#### The task:
Restate all of the data exactly.

Figure dataset records:

•••••

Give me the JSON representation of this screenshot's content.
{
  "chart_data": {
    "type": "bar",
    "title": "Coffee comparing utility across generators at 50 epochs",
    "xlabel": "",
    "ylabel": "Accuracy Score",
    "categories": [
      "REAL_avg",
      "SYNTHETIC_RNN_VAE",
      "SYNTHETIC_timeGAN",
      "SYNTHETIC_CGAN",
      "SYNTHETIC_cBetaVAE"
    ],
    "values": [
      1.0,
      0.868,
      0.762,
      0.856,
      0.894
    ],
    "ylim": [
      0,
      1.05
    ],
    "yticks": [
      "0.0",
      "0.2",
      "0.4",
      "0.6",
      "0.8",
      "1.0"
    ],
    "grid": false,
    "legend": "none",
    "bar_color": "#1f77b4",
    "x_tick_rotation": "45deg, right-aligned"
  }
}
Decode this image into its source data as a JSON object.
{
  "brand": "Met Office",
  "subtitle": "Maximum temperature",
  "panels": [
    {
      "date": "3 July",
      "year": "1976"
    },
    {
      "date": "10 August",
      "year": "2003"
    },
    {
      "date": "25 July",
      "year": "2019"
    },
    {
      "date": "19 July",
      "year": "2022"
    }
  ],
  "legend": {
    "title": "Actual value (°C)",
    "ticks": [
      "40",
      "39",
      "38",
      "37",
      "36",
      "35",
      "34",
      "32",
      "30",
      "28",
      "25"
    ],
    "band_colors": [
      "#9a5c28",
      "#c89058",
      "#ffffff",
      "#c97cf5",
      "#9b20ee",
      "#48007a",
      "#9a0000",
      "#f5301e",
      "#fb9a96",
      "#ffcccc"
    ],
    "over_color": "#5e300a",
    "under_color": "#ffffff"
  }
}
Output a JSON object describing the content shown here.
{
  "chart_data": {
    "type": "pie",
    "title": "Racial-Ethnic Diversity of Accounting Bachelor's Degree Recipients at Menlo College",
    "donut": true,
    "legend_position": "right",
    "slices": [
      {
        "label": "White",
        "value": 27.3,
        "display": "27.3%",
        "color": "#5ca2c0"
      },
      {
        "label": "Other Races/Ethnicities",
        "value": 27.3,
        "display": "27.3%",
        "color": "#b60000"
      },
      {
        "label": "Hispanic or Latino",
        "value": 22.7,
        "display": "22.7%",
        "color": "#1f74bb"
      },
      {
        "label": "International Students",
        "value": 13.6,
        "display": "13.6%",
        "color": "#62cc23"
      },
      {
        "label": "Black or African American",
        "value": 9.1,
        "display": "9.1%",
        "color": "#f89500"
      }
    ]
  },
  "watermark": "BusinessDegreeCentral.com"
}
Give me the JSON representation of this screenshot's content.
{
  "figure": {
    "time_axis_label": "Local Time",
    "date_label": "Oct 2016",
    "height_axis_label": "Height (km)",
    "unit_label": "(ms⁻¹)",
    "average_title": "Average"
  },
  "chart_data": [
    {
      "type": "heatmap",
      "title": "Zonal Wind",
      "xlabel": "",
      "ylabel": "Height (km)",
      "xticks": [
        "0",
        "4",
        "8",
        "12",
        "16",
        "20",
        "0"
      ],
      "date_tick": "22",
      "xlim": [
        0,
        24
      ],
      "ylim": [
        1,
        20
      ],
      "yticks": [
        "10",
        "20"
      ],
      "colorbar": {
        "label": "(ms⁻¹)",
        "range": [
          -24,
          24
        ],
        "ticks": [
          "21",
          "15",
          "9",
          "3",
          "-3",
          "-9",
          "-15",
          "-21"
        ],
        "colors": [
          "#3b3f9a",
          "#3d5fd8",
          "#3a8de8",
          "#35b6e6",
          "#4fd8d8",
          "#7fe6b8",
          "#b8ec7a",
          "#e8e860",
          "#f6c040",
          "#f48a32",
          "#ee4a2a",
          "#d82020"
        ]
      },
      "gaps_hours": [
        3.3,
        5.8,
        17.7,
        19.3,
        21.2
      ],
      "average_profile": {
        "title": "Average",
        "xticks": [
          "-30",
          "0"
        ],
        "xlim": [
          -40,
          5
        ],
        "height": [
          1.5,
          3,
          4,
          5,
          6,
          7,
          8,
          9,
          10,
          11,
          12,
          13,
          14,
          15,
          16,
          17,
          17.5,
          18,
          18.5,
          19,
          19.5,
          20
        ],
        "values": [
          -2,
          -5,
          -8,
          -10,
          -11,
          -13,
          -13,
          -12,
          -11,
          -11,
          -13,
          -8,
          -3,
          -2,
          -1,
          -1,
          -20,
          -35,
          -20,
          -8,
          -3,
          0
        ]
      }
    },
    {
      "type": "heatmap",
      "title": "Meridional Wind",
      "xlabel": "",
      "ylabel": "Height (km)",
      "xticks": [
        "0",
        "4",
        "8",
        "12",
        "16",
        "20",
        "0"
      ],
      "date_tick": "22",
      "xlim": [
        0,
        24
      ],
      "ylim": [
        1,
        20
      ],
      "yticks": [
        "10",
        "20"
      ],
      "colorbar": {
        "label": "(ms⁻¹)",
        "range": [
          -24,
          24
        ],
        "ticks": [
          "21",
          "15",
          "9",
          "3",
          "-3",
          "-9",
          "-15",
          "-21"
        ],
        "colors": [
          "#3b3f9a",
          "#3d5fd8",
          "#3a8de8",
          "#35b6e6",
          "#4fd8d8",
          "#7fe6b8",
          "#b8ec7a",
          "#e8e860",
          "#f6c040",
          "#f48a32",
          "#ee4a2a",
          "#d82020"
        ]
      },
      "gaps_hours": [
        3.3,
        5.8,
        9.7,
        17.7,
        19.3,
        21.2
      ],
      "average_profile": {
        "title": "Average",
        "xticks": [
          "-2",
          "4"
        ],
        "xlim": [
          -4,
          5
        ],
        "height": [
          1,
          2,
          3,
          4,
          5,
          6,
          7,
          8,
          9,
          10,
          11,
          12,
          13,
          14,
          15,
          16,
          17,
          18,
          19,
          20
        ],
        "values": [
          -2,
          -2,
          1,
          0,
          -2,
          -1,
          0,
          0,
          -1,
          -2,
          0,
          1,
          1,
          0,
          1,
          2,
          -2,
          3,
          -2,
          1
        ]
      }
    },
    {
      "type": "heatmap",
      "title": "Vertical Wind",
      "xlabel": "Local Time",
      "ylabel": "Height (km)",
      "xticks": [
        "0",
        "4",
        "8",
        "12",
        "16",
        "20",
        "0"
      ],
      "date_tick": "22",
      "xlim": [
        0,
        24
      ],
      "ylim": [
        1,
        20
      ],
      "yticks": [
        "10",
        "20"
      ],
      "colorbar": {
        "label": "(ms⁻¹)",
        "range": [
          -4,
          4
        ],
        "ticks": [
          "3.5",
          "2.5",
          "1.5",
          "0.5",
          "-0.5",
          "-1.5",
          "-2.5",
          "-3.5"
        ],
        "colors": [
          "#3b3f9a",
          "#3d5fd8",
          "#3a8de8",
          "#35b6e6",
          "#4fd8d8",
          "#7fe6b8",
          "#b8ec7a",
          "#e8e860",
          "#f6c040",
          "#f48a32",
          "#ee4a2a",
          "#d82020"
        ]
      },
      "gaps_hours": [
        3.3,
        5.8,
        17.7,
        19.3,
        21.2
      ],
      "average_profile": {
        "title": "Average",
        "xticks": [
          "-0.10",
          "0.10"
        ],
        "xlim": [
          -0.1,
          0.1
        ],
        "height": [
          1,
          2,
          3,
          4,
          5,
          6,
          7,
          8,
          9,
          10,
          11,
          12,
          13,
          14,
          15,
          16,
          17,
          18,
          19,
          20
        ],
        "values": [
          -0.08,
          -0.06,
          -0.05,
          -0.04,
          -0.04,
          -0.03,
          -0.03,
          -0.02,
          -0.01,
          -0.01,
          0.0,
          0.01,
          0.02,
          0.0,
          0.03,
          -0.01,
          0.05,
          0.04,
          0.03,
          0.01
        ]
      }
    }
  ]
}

•••••

#### Task response:
Give me the JSON representation of this screenshot's content.
{
  "chart_data": {
    "type": "bar",
    "title": "Coffee comparing utility across generators at 50 epochs",
    "xlabel": "",
    "ylabel": "Accuracy Score",
    "categories": [
      "REAL_avg",
      "SYNTHETIC_RNN_VAE",
      "SYNTHETIC_timeGAN",
      "SYNTHETIC_CGAN",
      "SYNTHETIC_cBetaVAE"
    ],
    "values": [
      1.0,
      0.868,
      0.762,
      0.856,
      0.894
    ],
    "ylim": [
      0,
      1.05
    ],
    "yticks": [
      "0.0",
      "0.2",
      "0.4",
      "0.6",
      "0.8",
      "1.0"
    ],
    "grid": false,
    "legend": "none",
    "bar_color": "#1f77b4",
    "x_tick_rotation": "45deg, right-aligned"
  }
}
Decode this image into its source data as a JSON object.
{
  "brand": "Met Office",
  "subtitle": "Maximum temperature",
  "panels": [
    {
      "date": "3 July",
      "year": "1976"
    },
    {
      "date": "10 August",
      "year": "2003"
    },
    {
      "date": "25 July",
      "year": "2019"
    },
    {
      "date": "19 July",
      "year": "2022"
    }
  ],
  "legend": {
    "title": "Actual value (°C)",
    "ticks": [
      "40",
      "39",
      "38",
      "37",
      "36",
      "35",
      "34",
      "32",
      "30",
      "28",
      "25"
    ],
    "band_colors": [
      "#9a5c28",
      "#c89058",
      "#ffffff",
      "#c97cf5",
      "#9b20ee",
      "#48007a",
      "#9a0000",
      "#f5301e",
      "#fb9a96",
      "#ffcccc"
    ],
    "over_color": "#5e300a",
    "under_color": "#ffffff"
  }
}
Output a JSON object describing the content shown here.
{
  "chart_data": {
    "type": "pie",
    "title": "Racial-Ethnic Diversity of Accounting Bachelor's Degree Recipients at Menlo College",
    "donut": true,
    "legend_position": "right",
    "slices": [
      {
        "label": "White",
        "value": 27.3,
        "display": "27.3%",
        "color": "#5ca2c0"
      },
      {
        "label": "Other Races/Ethnicities",
        "value": 27.3,
        "display": "27.3%",
        "color": "#b60000"
      },
      {
        "label": "Hispanic or Latino",
        "value": 22.7,
        "display": "22.7%",
        "color": "#1f74bb"
      },
      {
        "label": "International Students",
        "value": 13.6,
        "display": "13.6%",
        "color": "#62cc23"
      },
      {
        "label": "Black or African American",
        "value": 9.1,
        "display": "9.1%",
        "color": "#f89500"
      }
    ]
  },
  "watermark": "BusinessDegreeCentral.com"
}
Give me the JSON representation of this screenshot's content.
{
  "figure": {
    "time_axis_label": "Local Time",
    "date_label": "Oct 2016",
    "height_axis_label": "Height (km)",
    "unit_label": "(ms⁻¹)",
    "average_title": "Average"
  },
  "chart_data": [
    {
      "type": "heatmap",
      "title": "Zonal Wind",
      "xlabel": "",
      "ylabel": "Height (km)",
      "xticks": [
        "0",
        "4",
        "8",
        "12",
        "16",
        "20",
        "0"
      ],
      "date_tick": "22",
      "xlim": [
        0,
        24
      ],
      "ylim": [
        1,
        20
      ],
      "yticks": [
        "10",
        "20"
      ],
      "colorbar": {
        "label": "(ms⁻¹)",
        "range": [
          -24,
          24
        ],
        "ticks": [
          "21",
          "15",
          "9",
          "3",
          "-3",
          "-9",
          "-15",
          "-21"
        ],
        "colors": [
          "#3b3f9a",
          "#3d5fd8",
          "#3a8de8",
          "#35b6e6",
          "#4fd8d8",
          "#7fe6b8",
          "#b8ec7a",
          "#e8e860",
          "#f6c040",
          "#f48a32",
          "#ee4a2a",
          "#d82020"
        ]
      },
      "gaps_hours": [
        3.3,
        5.8,
        17.7,
        19.3,
        21.2
      ],
      "average_profile": {
        "title": "Average",
        "xticks": [
          "-30",
          "0"
        ],
        "xlim": [
          -40,
          5
        ],
        "height": [
          1.5,
          3,
          4,
          5,
          6,
          7,
          8,
          9,
          10,
          11,
          12,
          13,
          14,
          15,
          16,
          17,
          17.5,
          18,
          18.5,
          19,
          19.5,
          20
        ],
        "values": [
          -2,
          -5,
          -8,
          -10,
          -11,
          -13,
          -13,
          -12,
          -11,
          -11,
          -13,
          -8,
          -3,
          -2,
          -1,
          -1,
          -20,
          -35,
          -20,
          -8,
          -3,
          0
        ]
      }
    },
    {
      "type": "heatmap",
      "title": "Meridional Wind",
      "xlabel": "",
      "ylabel": "Height (km)",
      "xticks": [
        "0",
        "4",
        "8",
        "12",
        "16",
        "20",
        "0"
      ],
      "date_tick": "22",
      "xlim": [
        0,
        24
      ],
      "ylim": [
        1,
        20
      ],
      "yticks": [
        "10",
        "20"
      ],
      "colorbar": {
        "label": "(ms⁻¹)",
        "range": [
          -24,
          24
        ],
        "ticks": [
          "21",
          "15",
          "9",
          "3",
          "-3",
          "-9",
          "-15",
          "-21"
        ],
        "colors": [
          "#3b3f9a",
          "#3d5fd8",
          "#3a8de8",
          "#35b6e6",
          "#4fd8d8",
          "#7fe6b8",
          "#b8ec7a",
          "#e8e860",
          "#f6c040",
          "#f48a32",
          "#ee4a2a",
          "#d82020"
        ]
      },
      "gaps_hours": [
        3.3,
        5.8,
        9.7,
        17.7,
        19.3,
        21.2
      ],
      "average_profile": {
        "title": "Average",
        "xticks": [
          "-2",
          "4"
        ],
        "xlim": [
          -4,
          5
        ],
        "height": [
          1,
          2,
          3,
          4,
          5,
          6,
          7,
          8,
          9,
          10,
          11,
          12,
          13,
          14,
          15,
          16,
          17,
          18,
          19,
          20
        ],
        "values": [
          -2,
          -2,
          1,
          0,
          -2,
          -1,
          0,
          0,
          -1,
          -2,
          0,
          1,
          1,
          0,
          1,
          2,
          -2,
          3,
          -2,
          1
        ]
      }
    },
    {
      "type": "heatmap",
      "title": "Vertical Wind",
      "xlabel": "Local Time",
      "ylabel": "Height (km)",
      "xticks": [
        "0",
        "4",
        "8",
        "12",
        "16",
        "20",
        "0"
      ],
      "date_tick": "22",
      "xlim": [
        0,
        24
      ],
      "ylim": [
        1,
        20
      ],
      "yticks": [
        "10",
        "20"
      ],
      "colorbar": {
        "label": "(ms⁻¹)",
        "range": [
          -4,
          4
        ],
        "ticks": [
          "3.5",
          "2.5",
          "1.5",
          "0.5",
          "-0.5",
          "-1.5",
          "-2.5",
          "-3.5"
        ],
        "colors": [
          "#3b3f9a",
          "#3d5fd8",
          "#3a8de8",
          "#35b6e6",
          "#4fd8d8",
          "#7fe6b8",
          "#b8ec7a",
          "#e8e860",
          "#f6c040",
          "#f48a32",
          "#ee4a2a",
          "#d82020"
        ]
      },
      "gaps_hours": [
        3.3,
        5.8,
        17.7,
        19.3,
        21.2
      ],
      "average_profile": {
        "title": "Average",
        "xticks": [
          "-0.10",
          "0.10"
        ],
        "xlim": [
          -0.1,
          0.1
        ],
        "height": [
          1,
          2,
          3,
          4,
          5,
          6,
          7,
          8,
          9,
          10,
          11,
          12,
          13,
          14,
          15,
          16,
          17,
          18,
          19,
          20
        ],
        "values": [
          -0.08,
          -0.06,
          -0.05,
          -0.04,
          -0.04,
          -0.03,
          -0.03,
          -0.02,
          -0.01,
          -0.01,
          0.0,
          0.01,
          0.02,
          0.0,
          0.03,
          -0.01,
          0.05,
          0.04,
          0.03,
          0.01
        ]
      }
    }
  ]
}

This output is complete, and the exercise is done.